→ Goal of the exercise
Reproduce all the lines exactly as they stand, apart from the pictures.

→ Entries with figure data
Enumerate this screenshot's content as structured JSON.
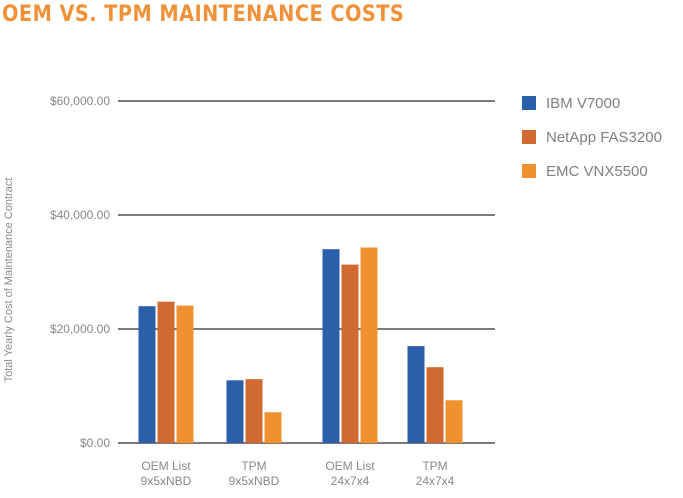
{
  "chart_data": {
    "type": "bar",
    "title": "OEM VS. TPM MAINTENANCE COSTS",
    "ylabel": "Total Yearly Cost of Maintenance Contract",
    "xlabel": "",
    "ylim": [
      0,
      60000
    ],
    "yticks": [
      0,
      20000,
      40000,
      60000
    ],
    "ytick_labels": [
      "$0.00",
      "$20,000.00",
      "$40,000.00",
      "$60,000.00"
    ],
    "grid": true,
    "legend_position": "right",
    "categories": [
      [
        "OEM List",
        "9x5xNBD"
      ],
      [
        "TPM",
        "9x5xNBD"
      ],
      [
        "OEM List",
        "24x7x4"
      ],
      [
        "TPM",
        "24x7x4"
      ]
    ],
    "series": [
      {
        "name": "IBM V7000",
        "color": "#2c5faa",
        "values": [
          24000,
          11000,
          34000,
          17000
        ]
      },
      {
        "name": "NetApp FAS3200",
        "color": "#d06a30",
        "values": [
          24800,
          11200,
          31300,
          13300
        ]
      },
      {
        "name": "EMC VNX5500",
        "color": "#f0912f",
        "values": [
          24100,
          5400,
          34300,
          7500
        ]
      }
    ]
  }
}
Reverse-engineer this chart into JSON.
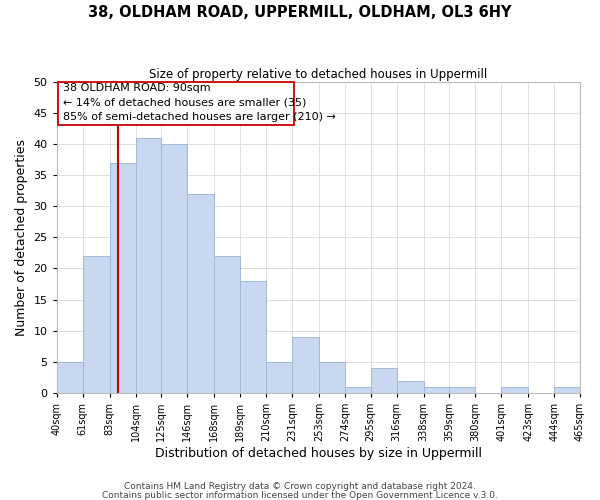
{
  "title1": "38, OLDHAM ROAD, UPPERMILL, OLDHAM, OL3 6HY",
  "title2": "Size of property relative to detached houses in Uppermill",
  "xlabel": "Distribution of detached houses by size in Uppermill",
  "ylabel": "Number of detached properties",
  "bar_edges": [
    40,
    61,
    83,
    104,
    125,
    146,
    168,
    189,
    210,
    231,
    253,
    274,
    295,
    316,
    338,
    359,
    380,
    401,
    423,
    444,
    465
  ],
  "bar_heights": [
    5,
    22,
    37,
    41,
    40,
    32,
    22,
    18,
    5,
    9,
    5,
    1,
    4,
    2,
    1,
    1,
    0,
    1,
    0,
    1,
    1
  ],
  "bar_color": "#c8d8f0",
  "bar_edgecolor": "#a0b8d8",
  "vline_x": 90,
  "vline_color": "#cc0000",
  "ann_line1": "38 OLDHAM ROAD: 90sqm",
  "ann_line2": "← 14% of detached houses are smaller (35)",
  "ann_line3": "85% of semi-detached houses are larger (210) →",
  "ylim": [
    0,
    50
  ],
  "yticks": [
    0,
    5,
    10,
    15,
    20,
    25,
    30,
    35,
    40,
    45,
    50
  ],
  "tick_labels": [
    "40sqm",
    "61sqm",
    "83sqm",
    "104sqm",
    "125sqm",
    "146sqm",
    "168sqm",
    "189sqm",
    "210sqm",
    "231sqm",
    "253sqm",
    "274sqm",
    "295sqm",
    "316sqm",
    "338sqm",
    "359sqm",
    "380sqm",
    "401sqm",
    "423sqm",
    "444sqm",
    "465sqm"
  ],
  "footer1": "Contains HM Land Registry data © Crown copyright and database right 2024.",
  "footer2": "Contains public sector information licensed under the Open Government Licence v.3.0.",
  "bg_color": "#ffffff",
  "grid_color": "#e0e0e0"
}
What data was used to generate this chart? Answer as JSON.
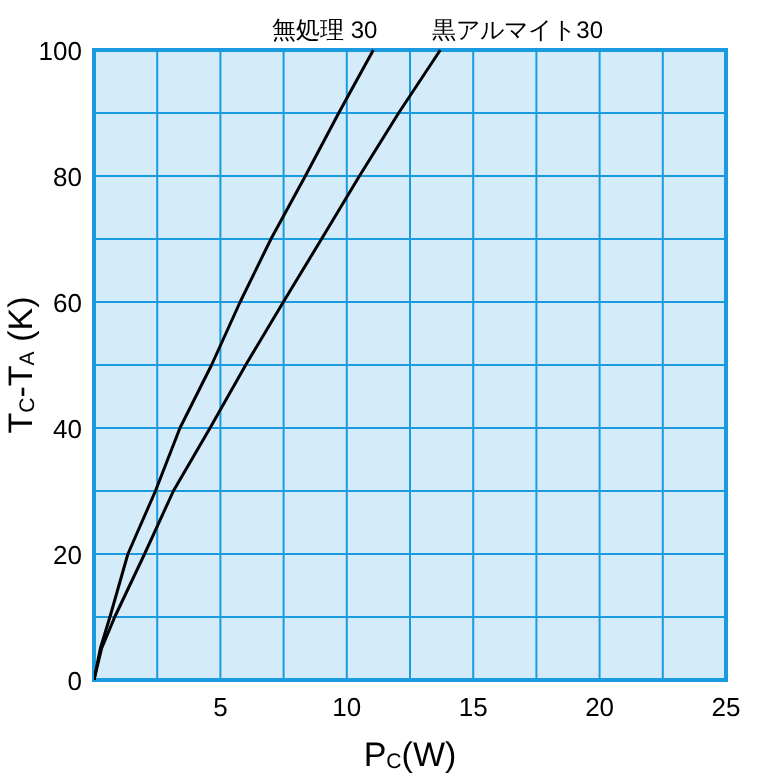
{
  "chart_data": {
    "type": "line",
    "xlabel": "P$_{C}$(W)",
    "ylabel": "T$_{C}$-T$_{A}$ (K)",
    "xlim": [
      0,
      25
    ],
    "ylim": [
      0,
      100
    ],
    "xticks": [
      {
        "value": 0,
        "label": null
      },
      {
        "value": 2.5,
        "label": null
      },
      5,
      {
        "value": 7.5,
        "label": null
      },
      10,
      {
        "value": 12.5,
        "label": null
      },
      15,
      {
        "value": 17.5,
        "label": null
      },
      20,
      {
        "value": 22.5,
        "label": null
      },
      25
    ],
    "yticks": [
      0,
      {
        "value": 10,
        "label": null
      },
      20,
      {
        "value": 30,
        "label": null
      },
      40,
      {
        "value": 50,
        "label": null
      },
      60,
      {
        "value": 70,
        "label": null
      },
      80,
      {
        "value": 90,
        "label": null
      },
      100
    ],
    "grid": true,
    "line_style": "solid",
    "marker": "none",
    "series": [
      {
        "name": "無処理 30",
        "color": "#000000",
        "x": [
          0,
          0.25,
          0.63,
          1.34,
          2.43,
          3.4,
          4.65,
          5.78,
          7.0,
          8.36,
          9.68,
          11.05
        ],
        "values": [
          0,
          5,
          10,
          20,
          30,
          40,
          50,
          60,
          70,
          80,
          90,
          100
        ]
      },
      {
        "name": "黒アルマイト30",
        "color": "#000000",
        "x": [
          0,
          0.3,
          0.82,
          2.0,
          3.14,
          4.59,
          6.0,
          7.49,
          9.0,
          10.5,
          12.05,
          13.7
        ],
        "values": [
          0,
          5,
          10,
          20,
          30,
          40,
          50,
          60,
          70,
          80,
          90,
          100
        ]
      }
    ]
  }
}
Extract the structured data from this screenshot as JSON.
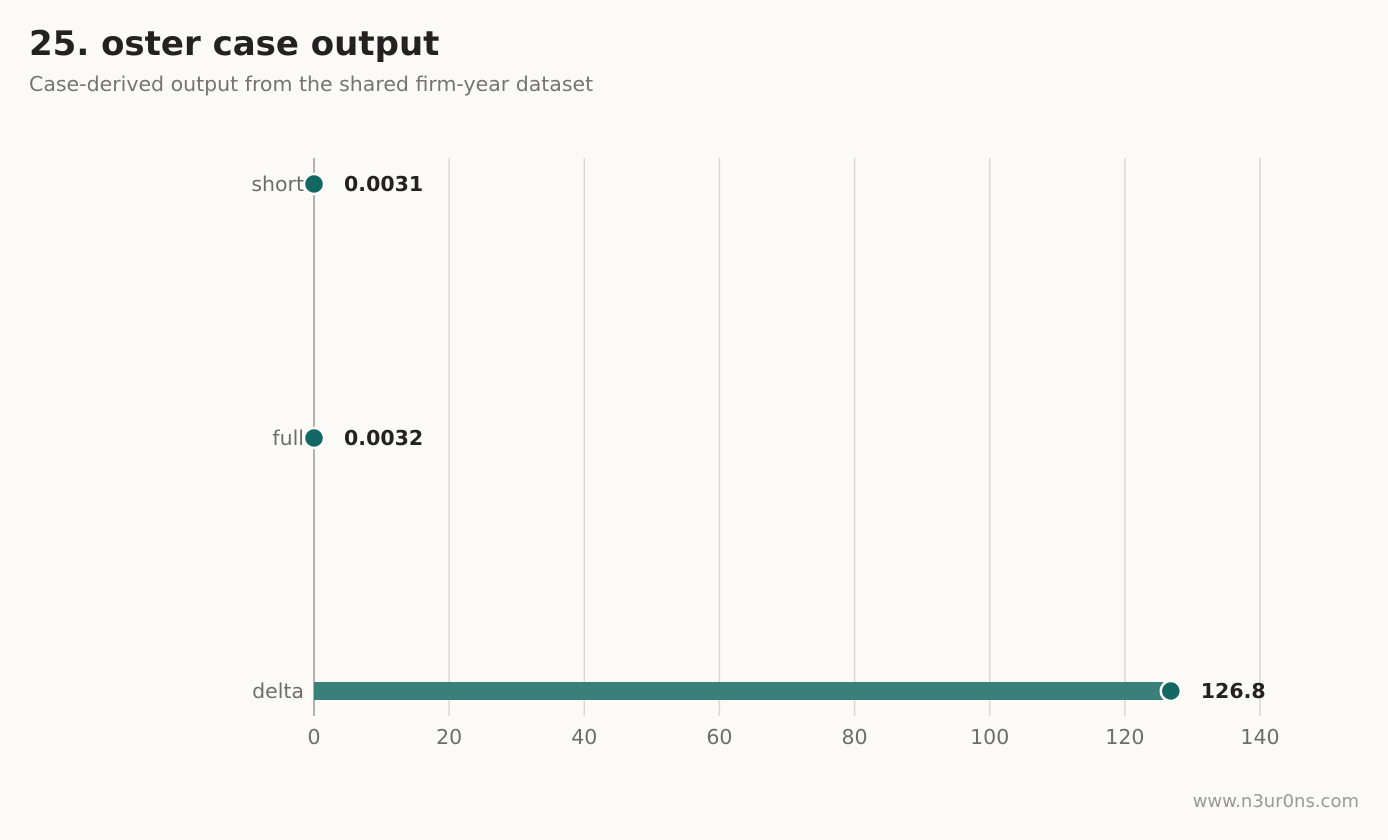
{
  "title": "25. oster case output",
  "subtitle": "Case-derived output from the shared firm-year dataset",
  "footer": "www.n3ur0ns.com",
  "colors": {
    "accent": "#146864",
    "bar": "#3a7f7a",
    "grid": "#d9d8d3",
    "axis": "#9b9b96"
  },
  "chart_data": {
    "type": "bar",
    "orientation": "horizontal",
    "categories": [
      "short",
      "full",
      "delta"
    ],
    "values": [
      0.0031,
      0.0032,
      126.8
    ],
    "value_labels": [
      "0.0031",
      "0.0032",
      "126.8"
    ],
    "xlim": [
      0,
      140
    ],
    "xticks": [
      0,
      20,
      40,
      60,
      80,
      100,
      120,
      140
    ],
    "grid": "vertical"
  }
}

→ Correct answer
Enumerate this screenshot's content as structured JSON.
{
  "chart_data": {
    "type": "bar",
    "title": "OEM VS. TPM MAINTENANCE COSTS",
    "ylabel": "Total Yearly Cost of Maintenance Contract",
    "xlabel": "",
    "ylim": [
      0,
      60000
    ],
    "yticks": [
      0,
      20000,
      40000,
      60000
    ],
    "ytick_labels": [
      "$0.00",
      "$20,000.00",
      "$40,000.00",
      "$60,000.00"
    ],
    "grid": true,
    "legend_position": "right",
    "categories": [
      [
        "OEM List",
        "9x5xNBD"
      ],
      [
        "TPM",
        "9x5xNBD"
      ],
      [
        "OEM List",
        "24x7x4"
      ],
      [
        "TPM",
        "24x7x4"
      ]
    ],
    "series": [
      {
        "name": "IBM V7000",
        "color": "#2c5faa",
        "values": [
          24000,
          11000,
          34000,
          17000
        ]
      },
      {
        "name": "NetApp FAS3200",
        "color": "#d06a30",
        "values": [
          24800,
          11200,
          31300,
          13300
        ]
      },
      {
        "name": "EMC VNX5500",
        "color": "#f0912f",
        "values": [
          24100,
          5400,
          34300,
          7500
        ]
      }
    ]
  }
}
Reverse-engineer this chart into JSON.
{
  "title1": "38, OLDHAM ROAD, UPPERMILL, OLDHAM, OL3 6HY",
  "title2": "Size of property relative to detached houses in Uppermill",
  "xlabel": "Distribution of detached houses by size in Uppermill",
  "ylabel": "Number of detached properties",
  "bar_edges": [
    40,
    61,
    83,
    104,
    125,
    146,
    168,
    189,
    210,
    231,
    253,
    274,
    295,
    316,
    338,
    359,
    380,
    401,
    423,
    444,
    465
  ],
  "bar_heights": [
    5,
    22,
    37,
    41,
    40,
    32,
    22,
    18,
    5,
    9,
    5,
    1,
    4,
    2,
    1,
    1,
    0,
    1,
    0,
    1,
    1
  ],
  "bar_color": "#c8d8f0",
  "bar_edgecolor": "#a0b8d8",
  "vline_x": 90,
  "vline_color": "#cc0000",
  "ann_line1": "38 OLDHAM ROAD: 90sqm",
  "ann_line2": "← 14% of detached houses are smaller (35)",
  "ann_line3": "85% of semi-detached houses are larger (210) →",
  "ylim": [
    0,
    50
  ],
  "yticks": [
    0,
    5,
    10,
    15,
    20,
    25,
    30,
    35,
    40,
    45,
    50
  ],
  "tick_labels": [
    "40sqm",
    "61sqm",
    "83sqm",
    "104sqm",
    "125sqm",
    "146sqm",
    "168sqm",
    "189sqm",
    "210sqm",
    "231sqm",
    "253sqm",
    "274sqm",
    "295sqm",
    "316sqm",
    "338sqm",
    "359sqm",
    "380sqm",
    "401sqm",
    "423sqm",
    "444sqm",
    "465sqm"
  ],
  "footer1": "Contains HM Land Registry data © Crown copyright and database right 2024.",
  "footer2": "Contains public sector information licensed under the Open Government Licence v.3.0.",
  "bg_color": "#ffffff",
  "grid_color": "#e0e0e0"
}
What data was used to generate this chart? Answer as JSON.
{
  "chart_data": {
    "type": "line",
    "xlabel": "P$_{C}$(W)",
    "ylabel": "T$_{C}$-T$_{A}$ (K)",
    "xlim": [
      0,
      25
    ],
    "ylim": [
      0,
      100
    ],
    "xticks": [
      {
        "value": 0,
        "label": null
      },
      {
        "value": 2.5,
        "label": null
      },
      5,
      {
        "value": 7.5,
        "label": null
      },
      10,
      {
        "value": 12.5,
        "label": null
      },
      15,
      {
        "value": 17.5,
        "label": null
      },
      20,
      {
        "value": 22.5,
        "label": null
      },
      25
    ],
    "yticks": [
      0,
      {
        "value": 10,
        "label": null
      },
      20,
      {
        "value": 30,
        "label": null
      },
      40,
      {
        "value": 50,
        "label": null
      },
      60,
      {
        "value": 70,
        "label": null
      },
      80,
      {
        "value": 90,
        "label": null
      },
      100
    ],
    "grid": true,
    "line_style": "solid",
    "marker": "none",
    "series": [
      {
        "name": "無処理 30",
        "color": "#000000",
        "x": [
          0,
          0.25,
          0.63,
          1.34,
          2.43,
          3.4,
          4.65,
          5.78,
          7.0,
          8.36,
          9.68,
          11.05
        ],
        "values": [
          0,
          5,
          10,
          20,
          30,
          40,
          50,
          60,
          70,
          80,
          90,
          100
        ]
      },
      {
        "name": "黒アルマイト30",
        "color": "#000000",
        "x": [
          0,
          0.3,
          0.82,
          2.0,
          3.14,
          4.59,
          6.0,
          7.49,
          9.0,
          10.5,
          12.05,
          13.7
        ],
        "values": [
          0,
          5,
          10,
          20,
          30,
          40,
          50,
          60,
          70,
          80,
          90,
          100
        ]
      }
    ]
  }
}
Extract the structured data from this screenshot as JSON.
{
  "title": "25. oster case output",
  "subtitle": "Case-derived output from the shared firm-year dataset",
  "footer": "www.n3ur0ns.com",
  "colors": {
    "accent": "#146864",
    "bar": "#3a7f7a",
    "grid": "#d9d8d3",
    "axis": "#9b9b96"
  },
  "chart_data": {
    "type": "bar",
    "orientation": "horizontal",
    "categories": [
      "short",
      "full",
      "delta"
    ],
    "values": [
      0.0031,
      0.0032,
      126.8
    ],
    "value_labels": [
      "0.0031",
      "0.0032",
      "126.8"
    ],
    "xlim": [
      0,
      140
    ],
    "xticks": [
      0,
      20,
      40,
      60,
      80,
      100,
      120,
      140
    ],
    "grid": "vertical"
  }
}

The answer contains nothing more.